- Description of the task:
Select, from the material below, each line with "page" in it.

>> START Task input

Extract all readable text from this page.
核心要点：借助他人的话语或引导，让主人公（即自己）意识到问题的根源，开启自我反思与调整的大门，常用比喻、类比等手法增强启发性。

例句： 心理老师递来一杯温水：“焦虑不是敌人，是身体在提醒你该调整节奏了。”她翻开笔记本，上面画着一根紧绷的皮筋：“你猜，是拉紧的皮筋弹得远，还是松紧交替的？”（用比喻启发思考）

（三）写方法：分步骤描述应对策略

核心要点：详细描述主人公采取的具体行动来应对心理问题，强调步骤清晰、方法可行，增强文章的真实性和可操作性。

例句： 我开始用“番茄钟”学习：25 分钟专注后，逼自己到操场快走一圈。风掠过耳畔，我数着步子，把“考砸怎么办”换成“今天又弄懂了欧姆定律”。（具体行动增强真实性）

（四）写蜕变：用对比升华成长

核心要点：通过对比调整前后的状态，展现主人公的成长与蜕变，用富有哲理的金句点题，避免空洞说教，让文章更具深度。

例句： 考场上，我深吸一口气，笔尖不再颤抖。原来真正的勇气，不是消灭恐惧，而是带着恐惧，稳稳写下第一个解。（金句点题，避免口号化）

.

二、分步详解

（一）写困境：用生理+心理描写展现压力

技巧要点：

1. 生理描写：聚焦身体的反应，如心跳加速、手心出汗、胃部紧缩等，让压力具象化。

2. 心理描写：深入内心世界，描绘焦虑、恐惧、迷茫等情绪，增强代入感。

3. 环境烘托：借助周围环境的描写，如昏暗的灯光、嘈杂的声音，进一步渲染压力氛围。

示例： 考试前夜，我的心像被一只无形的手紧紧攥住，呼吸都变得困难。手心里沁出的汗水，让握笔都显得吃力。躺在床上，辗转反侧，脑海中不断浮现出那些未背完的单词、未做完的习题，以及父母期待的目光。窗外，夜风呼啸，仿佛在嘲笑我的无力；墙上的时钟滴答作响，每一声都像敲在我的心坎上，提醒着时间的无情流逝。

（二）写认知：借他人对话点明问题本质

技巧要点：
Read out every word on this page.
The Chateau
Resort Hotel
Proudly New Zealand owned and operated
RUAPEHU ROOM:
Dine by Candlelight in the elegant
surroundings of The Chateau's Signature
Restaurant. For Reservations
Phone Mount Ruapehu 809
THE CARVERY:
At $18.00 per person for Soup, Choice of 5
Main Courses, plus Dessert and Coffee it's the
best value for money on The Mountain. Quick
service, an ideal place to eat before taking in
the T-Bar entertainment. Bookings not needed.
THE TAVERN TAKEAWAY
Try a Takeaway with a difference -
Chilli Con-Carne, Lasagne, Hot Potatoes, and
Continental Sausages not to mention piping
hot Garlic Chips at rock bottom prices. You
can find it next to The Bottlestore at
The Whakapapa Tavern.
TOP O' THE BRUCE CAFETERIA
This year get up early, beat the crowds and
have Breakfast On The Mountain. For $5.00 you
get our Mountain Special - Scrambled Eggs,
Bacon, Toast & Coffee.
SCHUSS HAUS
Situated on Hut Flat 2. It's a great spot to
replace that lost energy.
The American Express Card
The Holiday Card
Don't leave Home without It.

>> END Task input

- Task result:
Extract all readable text from this page.
Read out every word on this page.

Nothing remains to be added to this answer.